Search the records for the string "true". Copy each line where it occurs.

Start of Input for this task

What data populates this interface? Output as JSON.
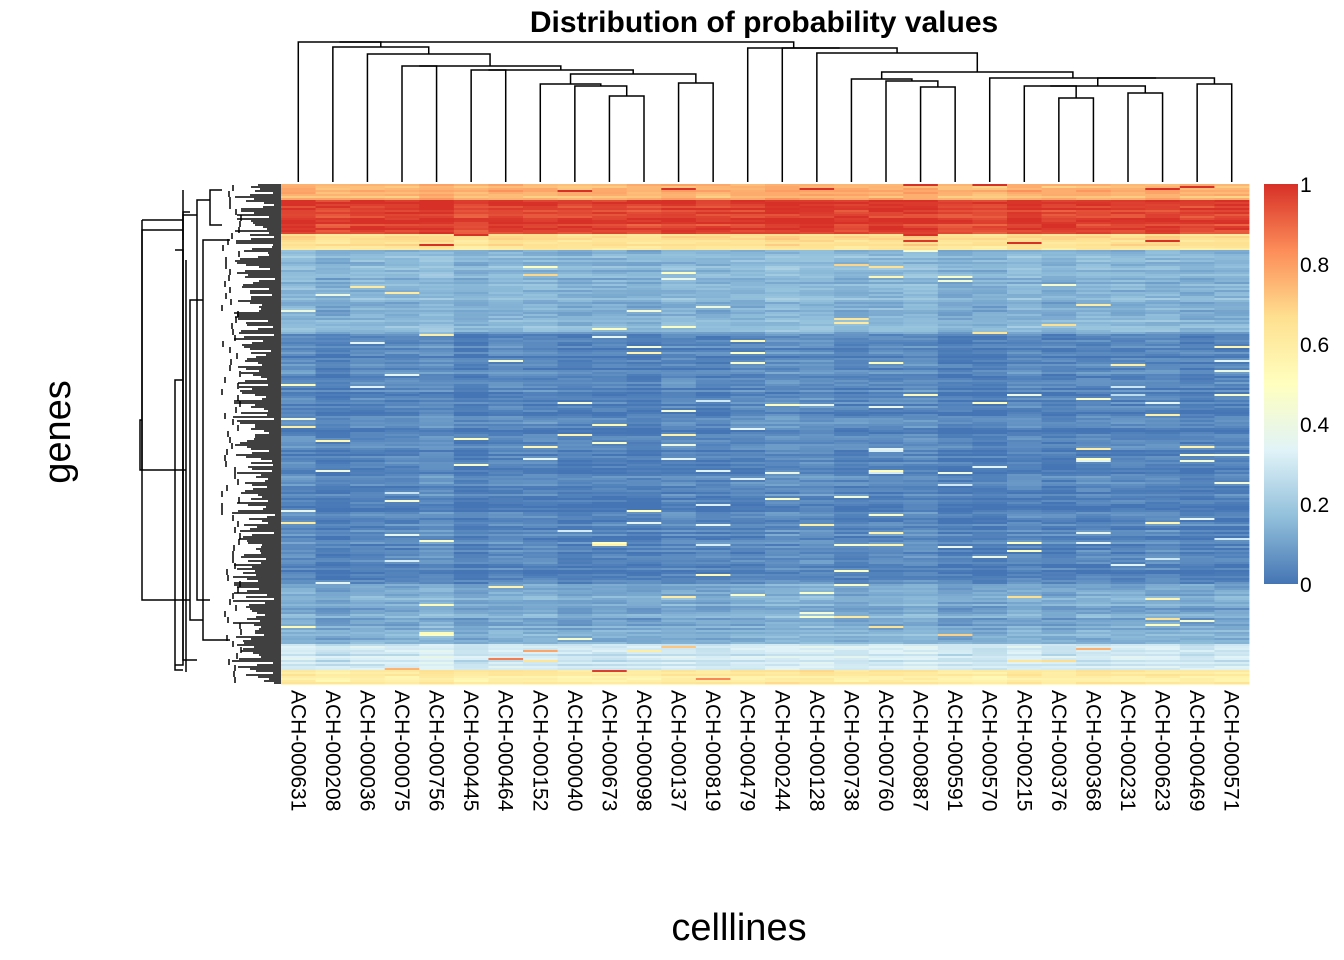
{
  "chart_data": {
    "type": "heatmap",
    "title": "Distribution of probability values",
    "xlabel": "celllines",
    "ylabel": "genes",
    "columns": [
      "ACH-000631",
      "ACH-000208",
      "ACH-000036",
      "ACH-000075",
      "ACH-000756",
      "ACH-000445",
      "ACH-000464",
      "ACH-000152",
      "ACH-000040",
      "ACH-000673",
      "ACH-000098",
      "ACH-000137",
      "ACH-000819",
      "ACH-000479",
      "ACH-000244",
      "ACH-000128",
      "ACH-000738",
      "ACH-000760",
      "ACH-000887",
      "ACH-000591",
      "ACH-000570",
      "ACH-000215",
      "ACH-000376",
      "ACH-000368",
      "ACH-000231",
      "ACH-000623",
      "ACH-000469",
      "ACH-000571"
    ],
    "value_range": [
      0,
      1
    ],
    "colorbar": {
      "ticks": [
        "0",
        "0.2",
        "0.4",
        "0.6",
        "0.8",
        "1"
      ],
      "tick_values": [
        0,
        0.2,
        0.4,
        0.6,
        0.8,
        1
      ],
      "colors": [
        "#4575B4",
        "#91BFDB",
        "#E0F3F8",
        "#FFFFBF",
        "#FEE090",
        "#FC8D59",
        "#D73027"
      ]
    },
    "row_profile": {
      "description_levels": [
        {
          "from": 0.0,
          "to": 0.03,
          "value": 0.75
        },
        {
          "from": 0.03,
          "to": 0.1,
          "value": 0.97
        },
        {
          "from": 0.1,
          "to": 0.13,
          "value": 0.65
        },
        {
          "from": 0.13,
          "to": 0.3,
          "value": 0.15
        },
        {
          "from": 0.3,
          "to": 0.8,
          "value": 0.04
        },
        {
          "from": 0.8,
          "to": 0.92,
          "value": 0.12
        },
        {
          "from": 0.92,
          "to": 0.97,
          "value": 0.3
        },
        {
          "from": 0.97,
          "to": 1.0,
          "value": 0.6
        }
      ]
    },
    "column_dendrogram": true,
    "row_dendrogram": true,
    "legend_position": "right"
  }
}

End of Input for this task

• [Problem solution]:
    "column_dendrogram": true,
    "row_dendrogram": true,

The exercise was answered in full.